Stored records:

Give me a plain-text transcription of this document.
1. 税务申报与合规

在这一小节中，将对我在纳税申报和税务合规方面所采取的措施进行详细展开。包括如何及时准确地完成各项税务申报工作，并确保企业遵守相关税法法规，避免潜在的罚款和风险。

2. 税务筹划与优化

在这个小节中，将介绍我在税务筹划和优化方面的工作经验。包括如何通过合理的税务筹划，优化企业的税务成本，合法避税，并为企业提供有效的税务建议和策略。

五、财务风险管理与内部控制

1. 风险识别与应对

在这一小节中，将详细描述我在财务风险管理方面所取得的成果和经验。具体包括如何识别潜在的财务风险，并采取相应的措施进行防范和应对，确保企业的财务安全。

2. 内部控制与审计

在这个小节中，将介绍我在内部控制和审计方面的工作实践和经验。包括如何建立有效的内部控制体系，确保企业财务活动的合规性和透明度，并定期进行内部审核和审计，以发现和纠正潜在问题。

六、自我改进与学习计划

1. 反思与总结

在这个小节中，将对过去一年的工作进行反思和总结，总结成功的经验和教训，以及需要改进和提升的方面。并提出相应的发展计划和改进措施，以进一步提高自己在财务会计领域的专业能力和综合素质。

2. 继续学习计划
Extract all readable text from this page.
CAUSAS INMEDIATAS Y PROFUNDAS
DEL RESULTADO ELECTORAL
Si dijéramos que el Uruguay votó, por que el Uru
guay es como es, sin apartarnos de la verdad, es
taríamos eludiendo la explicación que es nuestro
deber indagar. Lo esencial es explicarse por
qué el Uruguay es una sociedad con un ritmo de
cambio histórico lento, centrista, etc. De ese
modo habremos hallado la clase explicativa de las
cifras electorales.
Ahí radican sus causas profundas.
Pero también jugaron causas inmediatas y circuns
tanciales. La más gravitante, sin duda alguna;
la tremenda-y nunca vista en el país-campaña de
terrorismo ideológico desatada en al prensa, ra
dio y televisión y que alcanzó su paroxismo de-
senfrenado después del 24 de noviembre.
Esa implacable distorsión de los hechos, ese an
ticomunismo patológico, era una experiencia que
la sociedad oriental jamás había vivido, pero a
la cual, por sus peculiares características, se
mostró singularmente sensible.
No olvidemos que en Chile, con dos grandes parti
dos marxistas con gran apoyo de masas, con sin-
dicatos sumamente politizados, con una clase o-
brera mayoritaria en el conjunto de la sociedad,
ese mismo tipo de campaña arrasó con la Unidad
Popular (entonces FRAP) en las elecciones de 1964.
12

> _WRITTEN EXERCISE_
Reproduce every record above exactly as it appears.

> _THE ANSWER_
Give me a plain-text transcription of this document.
1. 税务申报与合规

在这一小节中，将对我在纳税申报和税务合规方面所采取的措施进行详细展开。包括如何及时准确地完成各项税务申报工作，并确保企业遵守相关税法法规，避免潜在的罚款和风险。

2. 税务筹划与优化

在这个小节中，将介绍我在税务筹划和优化方面的工作经验。包括如何通过合理的税务筹划，优化企业的税务成本，合法避税，并为企业提供有效的税务建议和策略。

五、财务风险管理与内部控制

1. 风险识别与应对

在这一小节中，将详细描述我在财务风险管理方面所取得的成果和经验。具体包括如何识别潜在的财务风险，并采取相应的措施进行防范和应对，确保企业的财务安全。

2. 内部控制与审计

在这个小节中，将介绍我在内部控制和审计方面的工作实践和经验。包括如何建立有效的内部控制体系，确保企业财务活动的合规性和透明度，并定期进行内部审核和审计，以发现和纠正潜在问题。

六、自我改进与学习计划

1. 反思与总结

在这个小节中，将对过去一年的工作进行反思和总结，总结成功的经验和教训，以及需要改进和提升的方面。并提出相应的发展计划和改进措施，以进一步提高自己在财务会计领域的专业能力和综合素质。

2. 继续学习计划
Extract all readable text from this page.
CAUSAS INMEDIATAS Y PROFUNDAS
DEL RESULTADO ELECTORAL
Si dijéramos que el Uruguay votó, por que el Uru
guay es como es, sin apartarnos de la verdad, es
taríamos eludiendo la explicación que es nuestro
deber indagar. Lo esencial es explicarse por
qué el Uruguay es una sociedad con un ritmo de
cambio histórico lento, centrista, etc. De ese
modo habremos hallado la clase explicativa de las
cifras electorales.
Ahí radican sus causas profundas.
Pero también jugaron causas inmediatas y circuns
tanciales. La más gravitante, sin duda alguna;
la tremenda-y nunca vista en el país-campaña de
terrorismo ideológico desatada en al prensa, ra
dio y televisión y que alcanzó su paroxismo de-
senfrenado después del 24 de noviembre.
Esa implacable distorsión de los hechos, ese an
ticomunismo patológico, era una experiencia que
la sociedad oriental jamás había vivido, pero a
la cual, por sus peculiares características, se
mostró singularmente sensible.
No olvidemos que en Chile, con dos grandes parti
dos marxistas con gran apoyo de masas, con sin-
dicatos sumamente politizados, con una clase o-
brera mayoritaria en el conjunto de la sociedad,
ese mismo tipo de campaña arrasó con la Unidad
Popular (entonces FRAP) en las elecciones de 1964.
12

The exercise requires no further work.